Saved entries
Start
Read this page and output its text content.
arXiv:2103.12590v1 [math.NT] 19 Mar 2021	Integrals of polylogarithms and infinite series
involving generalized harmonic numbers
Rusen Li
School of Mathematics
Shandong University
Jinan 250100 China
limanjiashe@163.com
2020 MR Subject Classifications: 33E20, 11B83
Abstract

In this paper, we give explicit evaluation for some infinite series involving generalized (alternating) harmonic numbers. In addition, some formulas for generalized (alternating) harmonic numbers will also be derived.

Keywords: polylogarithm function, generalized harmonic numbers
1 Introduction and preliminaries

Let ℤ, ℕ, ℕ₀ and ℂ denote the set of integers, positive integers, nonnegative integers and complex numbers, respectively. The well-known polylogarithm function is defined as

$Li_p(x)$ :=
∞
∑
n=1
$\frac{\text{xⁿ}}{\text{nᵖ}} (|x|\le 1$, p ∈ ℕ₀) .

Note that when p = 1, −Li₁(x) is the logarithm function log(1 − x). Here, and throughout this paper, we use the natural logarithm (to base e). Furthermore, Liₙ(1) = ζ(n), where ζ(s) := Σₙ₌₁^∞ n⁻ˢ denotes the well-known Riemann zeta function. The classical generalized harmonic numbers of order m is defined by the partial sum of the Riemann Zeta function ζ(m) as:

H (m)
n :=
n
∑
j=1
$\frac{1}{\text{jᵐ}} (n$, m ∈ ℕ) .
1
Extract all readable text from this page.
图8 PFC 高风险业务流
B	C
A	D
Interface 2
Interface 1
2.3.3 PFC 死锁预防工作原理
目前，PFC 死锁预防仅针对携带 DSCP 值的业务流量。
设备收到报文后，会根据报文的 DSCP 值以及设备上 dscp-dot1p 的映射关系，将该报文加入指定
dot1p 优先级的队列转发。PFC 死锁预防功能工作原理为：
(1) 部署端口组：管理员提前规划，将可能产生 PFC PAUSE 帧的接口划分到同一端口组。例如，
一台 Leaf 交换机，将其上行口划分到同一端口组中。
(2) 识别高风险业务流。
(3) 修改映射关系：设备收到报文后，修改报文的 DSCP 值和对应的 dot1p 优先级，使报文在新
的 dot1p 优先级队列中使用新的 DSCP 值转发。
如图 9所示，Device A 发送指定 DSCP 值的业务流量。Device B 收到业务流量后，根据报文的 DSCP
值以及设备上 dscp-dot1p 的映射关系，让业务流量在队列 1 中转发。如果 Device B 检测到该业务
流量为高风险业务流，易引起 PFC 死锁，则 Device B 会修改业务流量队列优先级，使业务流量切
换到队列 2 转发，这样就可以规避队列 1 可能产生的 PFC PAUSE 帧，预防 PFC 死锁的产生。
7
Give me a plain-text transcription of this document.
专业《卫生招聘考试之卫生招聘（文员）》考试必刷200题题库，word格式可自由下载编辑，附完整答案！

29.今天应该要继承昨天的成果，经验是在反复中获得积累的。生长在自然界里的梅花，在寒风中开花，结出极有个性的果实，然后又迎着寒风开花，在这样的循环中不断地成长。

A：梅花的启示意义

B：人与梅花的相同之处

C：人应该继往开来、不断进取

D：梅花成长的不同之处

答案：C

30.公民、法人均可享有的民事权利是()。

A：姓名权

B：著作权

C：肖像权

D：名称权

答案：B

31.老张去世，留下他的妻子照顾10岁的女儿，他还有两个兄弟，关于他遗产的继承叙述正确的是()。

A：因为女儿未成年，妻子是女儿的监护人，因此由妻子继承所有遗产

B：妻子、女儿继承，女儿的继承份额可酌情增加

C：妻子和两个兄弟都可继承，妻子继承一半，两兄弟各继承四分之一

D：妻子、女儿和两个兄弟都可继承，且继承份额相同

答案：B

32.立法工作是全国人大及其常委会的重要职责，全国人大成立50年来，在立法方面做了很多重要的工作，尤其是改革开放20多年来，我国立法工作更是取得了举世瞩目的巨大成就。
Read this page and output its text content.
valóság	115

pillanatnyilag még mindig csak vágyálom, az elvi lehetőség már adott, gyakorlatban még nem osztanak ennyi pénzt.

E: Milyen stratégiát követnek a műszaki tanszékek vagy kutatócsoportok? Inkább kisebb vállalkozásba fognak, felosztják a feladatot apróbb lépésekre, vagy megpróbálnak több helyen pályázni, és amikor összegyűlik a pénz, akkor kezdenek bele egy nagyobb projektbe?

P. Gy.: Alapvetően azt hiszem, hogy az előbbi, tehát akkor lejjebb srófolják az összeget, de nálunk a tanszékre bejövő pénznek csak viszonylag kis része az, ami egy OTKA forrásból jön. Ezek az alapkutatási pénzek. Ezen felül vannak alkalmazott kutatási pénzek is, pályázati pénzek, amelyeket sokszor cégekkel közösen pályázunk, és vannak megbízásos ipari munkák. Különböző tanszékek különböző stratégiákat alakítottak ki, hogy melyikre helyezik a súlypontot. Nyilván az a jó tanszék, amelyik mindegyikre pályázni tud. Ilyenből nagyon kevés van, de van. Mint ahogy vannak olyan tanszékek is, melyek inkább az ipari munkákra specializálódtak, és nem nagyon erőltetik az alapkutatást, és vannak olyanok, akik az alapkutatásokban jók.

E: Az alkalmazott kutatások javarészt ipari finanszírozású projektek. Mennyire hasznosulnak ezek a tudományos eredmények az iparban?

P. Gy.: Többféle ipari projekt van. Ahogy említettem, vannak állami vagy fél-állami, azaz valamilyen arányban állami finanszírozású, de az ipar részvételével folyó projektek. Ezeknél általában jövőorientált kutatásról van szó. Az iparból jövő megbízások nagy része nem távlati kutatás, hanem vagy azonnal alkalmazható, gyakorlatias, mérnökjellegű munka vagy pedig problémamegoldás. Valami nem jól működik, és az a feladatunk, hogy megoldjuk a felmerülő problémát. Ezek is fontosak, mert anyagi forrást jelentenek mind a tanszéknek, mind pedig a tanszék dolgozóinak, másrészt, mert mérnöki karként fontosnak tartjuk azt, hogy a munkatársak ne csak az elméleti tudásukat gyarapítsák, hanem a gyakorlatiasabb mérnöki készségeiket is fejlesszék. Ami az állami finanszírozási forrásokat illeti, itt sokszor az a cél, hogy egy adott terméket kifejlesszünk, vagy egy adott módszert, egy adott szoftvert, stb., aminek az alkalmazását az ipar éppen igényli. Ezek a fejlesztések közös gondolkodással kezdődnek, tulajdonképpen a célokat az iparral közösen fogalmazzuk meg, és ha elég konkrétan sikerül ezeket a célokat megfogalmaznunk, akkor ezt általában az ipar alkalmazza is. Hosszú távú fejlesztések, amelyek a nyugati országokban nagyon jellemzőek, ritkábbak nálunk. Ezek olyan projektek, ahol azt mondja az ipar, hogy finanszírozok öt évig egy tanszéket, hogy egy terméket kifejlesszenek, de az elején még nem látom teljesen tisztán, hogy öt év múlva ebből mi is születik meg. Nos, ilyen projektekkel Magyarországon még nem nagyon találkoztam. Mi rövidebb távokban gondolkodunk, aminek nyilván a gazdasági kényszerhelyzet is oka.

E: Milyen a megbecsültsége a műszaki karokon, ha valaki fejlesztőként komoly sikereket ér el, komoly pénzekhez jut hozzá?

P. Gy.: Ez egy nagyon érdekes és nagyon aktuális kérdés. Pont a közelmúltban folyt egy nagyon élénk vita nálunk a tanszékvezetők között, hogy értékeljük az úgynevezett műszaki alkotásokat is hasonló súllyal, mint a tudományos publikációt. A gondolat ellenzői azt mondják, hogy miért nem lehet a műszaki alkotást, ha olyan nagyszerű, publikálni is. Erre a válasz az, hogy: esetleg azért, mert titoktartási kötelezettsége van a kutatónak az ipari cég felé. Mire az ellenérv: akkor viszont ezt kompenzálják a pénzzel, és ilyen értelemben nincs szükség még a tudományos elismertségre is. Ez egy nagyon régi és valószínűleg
End
### Short task
The entries above must be returned exactly.

### Answer to the problem
Read this page and output its text content.
arXiv:2103.12590v1 [math.NT] 19 Mar 2021	Integrals of polylogarithms and infinite series
involving generalized harmonic numbers
Rusen Li
School of Mathematics
Shandong University
Jinan 250100 China
limanjiashe@163.com
2020 MR Subject Classifications: 33E20, 11B83
Abstract

In this paper, we give explicit evaluation for some infinite series involving generalized (alternating) harmonic numbers. In addition, some formulas for generalized (alternating) harmonic numbers will also be derived.

Keywords: polylogarithm function, generalized harmonic numbers
1 Introduction and preliminaries

Let ℤ, ℕ, ℕ₀ and ℂ denote the set of integers, positive integers, nonnegative integers and complex numbers, respectively. The well-known polylogarithm function is defined as

$Li_p(x)$ :=
∞
∑
n=1
$\frac{\text{xⁿ}}{\text{nᵖ}} (|x|\le 1$, p ∈ ℕ₀) .

Note that when p = 1, −Li₁(x) is the logarithm function log(1 − x). Here, and throughout this paper, we use the natural logarithm (to base e). Furthermore, Liₙ(1) = ζ(n), where ζ(s) := Σₙ₌₁^∞ n⁻ˢ denotes the well-known Riemann zeta function. The classical generalized harmonic numbers of order m is defined by the partial sum of the Riemann Zeta function ζ(m) as:

H (m)
n :=
n
∑
j=1
$\frac{1}{\text{jᵐ}} (n$, m ∈ ℕ) .
1
Extract all readable text from this page.
图8 PFC 高风险业务流
B	C
A	D
Interface 2
Interface 1
2.3.3 PFC 死锁预防工作原理
目前，PFC 死锁预防仅针对携带 DSCP 值的业务流量。
设备收到报文后，会根据报文的 DSCP 值以及设备上 dscp-dot1p 的映射关系，将该报文加入指定
dot1p 优先级的队列转发。PFC 死锁预防功能工作原理为：
(1) 部署端口组：管理员提前规划，将可能产生 PFC PAUSE 帧的接口划分到同一端口组。例如，
一台 Leaf 交换机，将其上行口划分到同一端口组中。
(2) 识别高风险业务流。
(3) 修改映射关系：设备收到报文后，修改报文的 DSCP 值和对应的 dot1p 优先级，使报文在新
的 dot1p 优先级队列中使用新的 DSCP 值转发。
如图 9所示，Device A 发送指定 DSCP 值的业务流量。Device B 收到业务流量后，根据报文的 DSCP
值以及设备上 dscp-dot1p 的映射关系，让业务流量在队列 1 中转发。如果 Device B 检测到该业务
流量为高风险业务流，易引起 PFC 死锁，则 Device B 会修改业务流量队列优先级，使业务流量切
换到队列 2 转发，这样就可以规避队列 1 可能产生的 PFC PAUSE 帧，预防 PFC 死锁的产生。
7
Give me a plain-text transcription of this document.
专业《卫生招聘考试之卫生招聘（文员）》考试必刷200题题库，word格式可自由下载编辑，附完整答案！

29.今天应该要继承昨天的成果，经验是在反复中获得积累的。生长在自然界里的梅花，在寒风中开花，结出极有个性的果实，然后又迎着寒风开花，在这样的循环中不断地成长。

A：梅花的启示意义

B：人与梅花的相同之处

C：人应该继往开来、不断进取

D：梅花成长的不同之处

答案：C

30.公民、法人均可享有的民事权利是()。

A：姓名权

B：著作权

C：肖像权

D：名称权

答案：B

31.老张去世，留下他的妻子照顾10岁的女儿，他还有两个兄弟，关于他遗产的继承叙述正确的是()。

A：因为女儿未成年，妻子是女儿的监护人，因此由妻子继承所有遗产

B：妻子、女儿继承，女儿的继承份额可酌情增加

C：妻子和两个兄弟都可继承，妻子继承一半，两兄弟各继承四分之一

D：妻子、女儿和两个兄弟都可继承，且继承份额相同

答案：B

32.立法工作是全国人大及其常委会的重要职责，全国人大成立50年来，在立法方面做了很多重要的工作，尤其是改革开放20多年来，我国立法工作更是取得了举世瞩目的巨大成就。
Read this page and output its text content.
valóság	115

pillanatnyilag még mindig csak vágyálom, az elvi lehetőség már adott, gyakorlatban még nem osztanak ennyi pénzt.

E: Milyen stratégiát követnek a műszaki tanszékek vagy kutatócsoportok? Inkább kisebb vállalkozásba fognak, felosztják a feladatot apróbb lépésekre, vagy megpróbálnak több helyen pályázni, és amikor összegyűlik a pénz, akkor kezdenek bele egy nagyobb projektbe?

P. Gy.: Alapvetően azt hiszem, hogy az előbbi, tehát akkor lejjebb srófolják az összeget, de nálunk a tanszékre bejövő pénznek csak viszonylag kis része az, ami egy OTKA forrásból jön. Ezek az alapkutatási pénzek. Ezen felül vannak alkalmazott kutatási pénzek is, pályázati pénzek, amelyeket sokszor cégekkel közösen pályázunk, és vannak megbízásos ipari munkák. Különböző tanszékek különböző stratégiákat alakítottak ki, hogy melyikre helyezik a súlypontot. Nyilván az a jó tanszék, amelyik mindegyikre pályázni tud. Ilyenből nagyon kevés van, de van. Mint ahogy vannak olyan tanszékek is, melyek inkább az ipari munkákra specializálódtak, és nem nagyon erőltetik az alapkutatást, és vannak olyanok, akik az alapkutatásokban jók.

E: Az alkalmazott kutatások javarészt ipari finanszírozású projektek. Mennyire hasznosulnak ezek a tudományos eredmények az iparban?

P. Gy.: Többféle ipari projekt van. Ahogy említettem, vannak állami vagy fél-állami, azaz valamilyen arányban állami finanszírozású, de az ipar részvételével folyó projektek. Ezeknél általában jövőorientált kutatásról van szó. Az iparból jövő megbízások nagy része nem távlati kutatás, hanem vagy azonnal alkalmazható, gyakorlatias, mérnökjellegű munka vagy pedig problémamegoldás. Valami nem jól működik, és az a feladatunk, hogy megoldjuk a felmerülő problémát. Ezek is fontosak, mert anyagi forrást jelentenek mind a tanszéknek, mind pedig a tanszék dolgozóinak, másrészt, mert mérnöki karként fontosnak tartjuk azt, hogy a munkatársak ne csak az elméleti tudásukat gyarapítsák, hanem a gyakorlatiasabb mérnöki készségeiket is fejlesszék. Ami az állami finanszírozási forrásokat illeti, itt sokszor az a cél, hogy egy adott terméket kifejlesszünk, vagy egy adott módszert, egy adott szoftvert, stb., aminek az alkalmazását az ipar éppen igényli. Ezek a fejlesztések közös gondolkodással kezdődnek, tulajdonképpen a célokat az iparral közösen fogalmazzuk meg, és ha elég konkrétan sikerül ezeket a célokat megfogalmaznunk, akkor ezt általában az ipar alkalmazza is. Hosszú távú fejlesztések, amelyek a nyugati országokban nagyon jellemzőek, ritkábbak nálunk. Ezek olyan projektek, ahol azt mondja az ipar, hogy finanszírozok öt évig egy tanszéket, hogy egy terméket kifejlesszenek, de az elején még nem látom teljesen tisztán, hogy öt év múlva ebből mi is születik meg. Nos, ilyen projektekkel Magyarországon még nem nagyon találkoztam. Mi rövidebb távokban gondolkodunk, aminek nyilván a gazdasági kényszerhelyzet is oka.

E: Milyen a megbecsültsége a műszaki karokon, ha valaki fejlesztőként komoly sikereket ér el, komoly pénzekhez jut hozzá?

P. Gy.: Ez egy nagyon érdekes és nagyon aktuális kérdés. Pont a közelmúltban folyt egy nagyon élénk vita nálunk a tanszékvezetők között, hogy értékeljük az úgynevezett műszaki alkotásokat is hasonló súllyal, mint a tudományos publikációt. A gondolat ellenzői azt mondják, hogy miért nem lehet a műszaki alkotást, ha olyan nagyszerű, publikálni is. Erre a válasz az, hogy: esetleg azért, mert titoktartási kötelezettsége van a kutatónak az ipari cég felé. Mire az ellenérv: akkor viszont ezt kompenzálják a pénzzel, és ilyen értelemben nincs szükség még a tudományos elismertségre is. Ez egy nagyon régi és valószínűleg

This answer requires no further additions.